Figure record extracts:
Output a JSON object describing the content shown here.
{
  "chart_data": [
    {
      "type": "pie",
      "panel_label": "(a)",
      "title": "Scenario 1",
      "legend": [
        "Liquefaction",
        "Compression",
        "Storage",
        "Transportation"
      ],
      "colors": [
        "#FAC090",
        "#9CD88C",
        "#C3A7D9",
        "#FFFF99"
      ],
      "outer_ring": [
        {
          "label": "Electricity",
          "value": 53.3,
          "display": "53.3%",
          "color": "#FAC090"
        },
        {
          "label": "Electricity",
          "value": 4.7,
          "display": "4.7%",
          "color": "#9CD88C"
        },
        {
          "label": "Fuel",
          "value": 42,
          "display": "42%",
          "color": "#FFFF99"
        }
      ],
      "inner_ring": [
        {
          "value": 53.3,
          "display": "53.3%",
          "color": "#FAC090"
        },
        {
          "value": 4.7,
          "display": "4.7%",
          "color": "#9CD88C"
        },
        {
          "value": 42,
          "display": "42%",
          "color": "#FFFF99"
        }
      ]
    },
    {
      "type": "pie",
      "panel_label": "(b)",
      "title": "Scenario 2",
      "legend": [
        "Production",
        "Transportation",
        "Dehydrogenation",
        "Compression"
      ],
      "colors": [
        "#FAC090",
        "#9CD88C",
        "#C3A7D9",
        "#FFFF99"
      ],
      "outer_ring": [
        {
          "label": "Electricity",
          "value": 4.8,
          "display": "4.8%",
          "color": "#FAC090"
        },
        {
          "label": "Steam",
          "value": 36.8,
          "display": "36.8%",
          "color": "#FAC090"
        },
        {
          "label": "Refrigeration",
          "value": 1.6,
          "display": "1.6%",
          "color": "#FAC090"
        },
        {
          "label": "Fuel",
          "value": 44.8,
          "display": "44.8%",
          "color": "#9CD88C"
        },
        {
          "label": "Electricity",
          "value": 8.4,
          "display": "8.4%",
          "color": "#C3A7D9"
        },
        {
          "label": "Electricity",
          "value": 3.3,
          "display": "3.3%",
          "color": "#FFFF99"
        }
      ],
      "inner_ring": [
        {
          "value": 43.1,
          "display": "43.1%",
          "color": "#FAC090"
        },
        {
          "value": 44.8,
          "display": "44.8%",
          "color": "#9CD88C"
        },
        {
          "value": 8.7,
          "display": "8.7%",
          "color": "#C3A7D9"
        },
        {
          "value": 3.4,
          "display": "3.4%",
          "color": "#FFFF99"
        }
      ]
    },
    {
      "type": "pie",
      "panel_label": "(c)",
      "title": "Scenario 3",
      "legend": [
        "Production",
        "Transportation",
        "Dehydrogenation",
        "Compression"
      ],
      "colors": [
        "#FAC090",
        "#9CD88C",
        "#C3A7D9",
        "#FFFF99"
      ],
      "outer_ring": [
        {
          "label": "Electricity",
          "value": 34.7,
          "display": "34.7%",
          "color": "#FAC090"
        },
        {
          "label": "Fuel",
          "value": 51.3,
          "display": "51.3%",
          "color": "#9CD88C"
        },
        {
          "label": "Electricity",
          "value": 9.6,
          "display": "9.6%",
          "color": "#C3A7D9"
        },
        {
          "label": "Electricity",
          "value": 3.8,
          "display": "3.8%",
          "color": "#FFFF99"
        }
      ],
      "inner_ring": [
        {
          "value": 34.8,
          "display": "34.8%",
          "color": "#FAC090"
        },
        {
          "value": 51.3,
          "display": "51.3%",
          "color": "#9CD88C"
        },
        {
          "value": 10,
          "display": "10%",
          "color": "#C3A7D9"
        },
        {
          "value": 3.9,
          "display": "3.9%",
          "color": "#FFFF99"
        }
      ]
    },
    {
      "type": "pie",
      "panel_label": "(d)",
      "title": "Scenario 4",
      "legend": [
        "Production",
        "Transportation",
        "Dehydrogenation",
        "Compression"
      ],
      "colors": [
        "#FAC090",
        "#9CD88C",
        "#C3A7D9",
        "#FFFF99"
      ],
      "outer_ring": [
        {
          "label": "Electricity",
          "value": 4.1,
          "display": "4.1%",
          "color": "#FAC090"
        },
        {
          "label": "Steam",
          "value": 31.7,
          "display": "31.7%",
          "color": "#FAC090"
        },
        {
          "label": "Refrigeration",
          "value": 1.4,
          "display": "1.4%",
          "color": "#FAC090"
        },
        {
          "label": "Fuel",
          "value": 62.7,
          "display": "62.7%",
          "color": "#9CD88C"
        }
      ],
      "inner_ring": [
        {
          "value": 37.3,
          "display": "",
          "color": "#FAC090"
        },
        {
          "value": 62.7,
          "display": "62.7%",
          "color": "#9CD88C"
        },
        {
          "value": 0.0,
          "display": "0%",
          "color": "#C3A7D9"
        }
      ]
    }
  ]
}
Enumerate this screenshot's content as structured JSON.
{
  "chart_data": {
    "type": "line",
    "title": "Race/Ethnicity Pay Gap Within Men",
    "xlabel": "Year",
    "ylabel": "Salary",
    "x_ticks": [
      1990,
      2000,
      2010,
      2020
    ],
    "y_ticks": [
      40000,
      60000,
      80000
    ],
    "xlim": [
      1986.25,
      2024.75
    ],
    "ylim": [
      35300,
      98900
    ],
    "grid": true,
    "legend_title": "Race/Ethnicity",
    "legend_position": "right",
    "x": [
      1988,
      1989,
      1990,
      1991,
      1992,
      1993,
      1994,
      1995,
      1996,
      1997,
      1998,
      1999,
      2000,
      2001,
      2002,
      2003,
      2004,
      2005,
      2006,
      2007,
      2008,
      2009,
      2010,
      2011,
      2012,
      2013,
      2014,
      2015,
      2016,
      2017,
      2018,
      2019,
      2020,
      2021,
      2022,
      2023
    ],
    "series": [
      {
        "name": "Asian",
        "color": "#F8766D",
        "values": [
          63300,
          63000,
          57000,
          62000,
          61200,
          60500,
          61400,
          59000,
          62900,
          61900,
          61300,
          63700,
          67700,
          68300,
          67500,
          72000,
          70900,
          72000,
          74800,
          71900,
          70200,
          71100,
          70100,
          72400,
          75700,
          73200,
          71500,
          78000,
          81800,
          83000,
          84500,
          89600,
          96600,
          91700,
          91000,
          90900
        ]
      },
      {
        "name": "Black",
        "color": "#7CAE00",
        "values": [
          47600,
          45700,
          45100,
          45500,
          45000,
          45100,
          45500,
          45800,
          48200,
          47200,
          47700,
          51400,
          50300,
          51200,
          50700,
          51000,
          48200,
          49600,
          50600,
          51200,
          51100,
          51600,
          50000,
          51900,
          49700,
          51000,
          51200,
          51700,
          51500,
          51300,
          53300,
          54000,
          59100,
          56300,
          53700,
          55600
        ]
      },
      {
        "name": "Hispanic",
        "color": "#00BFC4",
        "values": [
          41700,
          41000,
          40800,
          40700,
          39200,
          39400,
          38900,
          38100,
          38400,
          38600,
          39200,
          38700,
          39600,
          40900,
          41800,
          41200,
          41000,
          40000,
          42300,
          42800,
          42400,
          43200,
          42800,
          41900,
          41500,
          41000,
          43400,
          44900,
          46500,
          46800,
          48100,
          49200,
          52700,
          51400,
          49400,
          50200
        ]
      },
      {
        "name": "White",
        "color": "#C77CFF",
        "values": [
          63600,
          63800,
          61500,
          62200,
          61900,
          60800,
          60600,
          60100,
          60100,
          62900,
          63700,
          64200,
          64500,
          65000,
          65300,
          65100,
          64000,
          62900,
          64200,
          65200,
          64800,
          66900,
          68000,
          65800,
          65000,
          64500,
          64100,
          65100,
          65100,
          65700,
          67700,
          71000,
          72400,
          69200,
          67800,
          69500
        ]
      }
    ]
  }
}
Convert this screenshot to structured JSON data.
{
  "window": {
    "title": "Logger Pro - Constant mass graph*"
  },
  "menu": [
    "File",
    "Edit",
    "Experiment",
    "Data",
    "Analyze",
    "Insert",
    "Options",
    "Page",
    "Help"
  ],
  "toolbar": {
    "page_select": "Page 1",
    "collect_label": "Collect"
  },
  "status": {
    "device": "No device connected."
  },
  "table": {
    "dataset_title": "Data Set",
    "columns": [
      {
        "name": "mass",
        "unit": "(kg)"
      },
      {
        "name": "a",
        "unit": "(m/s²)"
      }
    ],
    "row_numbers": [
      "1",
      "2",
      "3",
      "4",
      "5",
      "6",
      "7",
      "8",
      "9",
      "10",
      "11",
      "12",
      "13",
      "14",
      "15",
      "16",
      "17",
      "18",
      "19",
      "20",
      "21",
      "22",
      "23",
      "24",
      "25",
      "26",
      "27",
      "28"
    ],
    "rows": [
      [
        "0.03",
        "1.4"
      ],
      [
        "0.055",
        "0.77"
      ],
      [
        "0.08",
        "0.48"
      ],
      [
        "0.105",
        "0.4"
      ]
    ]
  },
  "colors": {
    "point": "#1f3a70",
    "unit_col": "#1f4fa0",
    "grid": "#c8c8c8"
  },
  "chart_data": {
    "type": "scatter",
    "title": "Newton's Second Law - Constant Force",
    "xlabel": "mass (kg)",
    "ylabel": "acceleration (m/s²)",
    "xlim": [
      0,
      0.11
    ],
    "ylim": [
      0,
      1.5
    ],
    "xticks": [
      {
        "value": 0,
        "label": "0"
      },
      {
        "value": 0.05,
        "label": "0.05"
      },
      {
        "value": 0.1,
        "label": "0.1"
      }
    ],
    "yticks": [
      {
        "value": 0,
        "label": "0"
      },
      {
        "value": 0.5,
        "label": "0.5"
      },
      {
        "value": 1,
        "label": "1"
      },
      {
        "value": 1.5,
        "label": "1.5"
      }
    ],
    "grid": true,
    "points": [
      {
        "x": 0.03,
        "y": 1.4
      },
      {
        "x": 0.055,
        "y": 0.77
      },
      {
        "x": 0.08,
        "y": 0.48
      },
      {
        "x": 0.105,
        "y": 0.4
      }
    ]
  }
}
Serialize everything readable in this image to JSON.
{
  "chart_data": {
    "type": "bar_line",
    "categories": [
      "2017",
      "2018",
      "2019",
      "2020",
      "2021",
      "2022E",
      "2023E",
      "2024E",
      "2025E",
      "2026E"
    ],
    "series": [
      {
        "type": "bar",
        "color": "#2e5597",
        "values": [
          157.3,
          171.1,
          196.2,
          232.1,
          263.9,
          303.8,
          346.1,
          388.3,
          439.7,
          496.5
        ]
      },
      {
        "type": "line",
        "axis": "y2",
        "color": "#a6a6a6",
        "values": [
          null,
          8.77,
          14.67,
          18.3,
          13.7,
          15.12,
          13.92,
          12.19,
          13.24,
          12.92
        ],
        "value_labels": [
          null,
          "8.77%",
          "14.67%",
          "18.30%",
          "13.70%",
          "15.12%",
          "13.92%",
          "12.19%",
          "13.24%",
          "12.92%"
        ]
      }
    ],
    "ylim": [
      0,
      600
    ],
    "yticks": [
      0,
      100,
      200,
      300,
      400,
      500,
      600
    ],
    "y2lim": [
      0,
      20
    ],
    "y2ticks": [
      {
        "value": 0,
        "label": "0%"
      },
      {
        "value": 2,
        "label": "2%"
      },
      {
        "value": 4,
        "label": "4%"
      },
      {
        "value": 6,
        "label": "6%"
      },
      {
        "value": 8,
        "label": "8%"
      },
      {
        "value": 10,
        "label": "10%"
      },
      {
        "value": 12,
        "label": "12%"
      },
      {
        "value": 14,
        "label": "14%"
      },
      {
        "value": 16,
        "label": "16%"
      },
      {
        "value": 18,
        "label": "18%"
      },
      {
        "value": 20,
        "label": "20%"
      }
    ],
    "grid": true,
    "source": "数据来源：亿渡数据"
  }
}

Given task -> Select and copy each line from the data that includes the word "name".

Expected answer ->
        "name": "Asian",
        "name": "Black",
        "name": "Hispanic",
        "name": "White",
        "name": "mass",
        "name": "a",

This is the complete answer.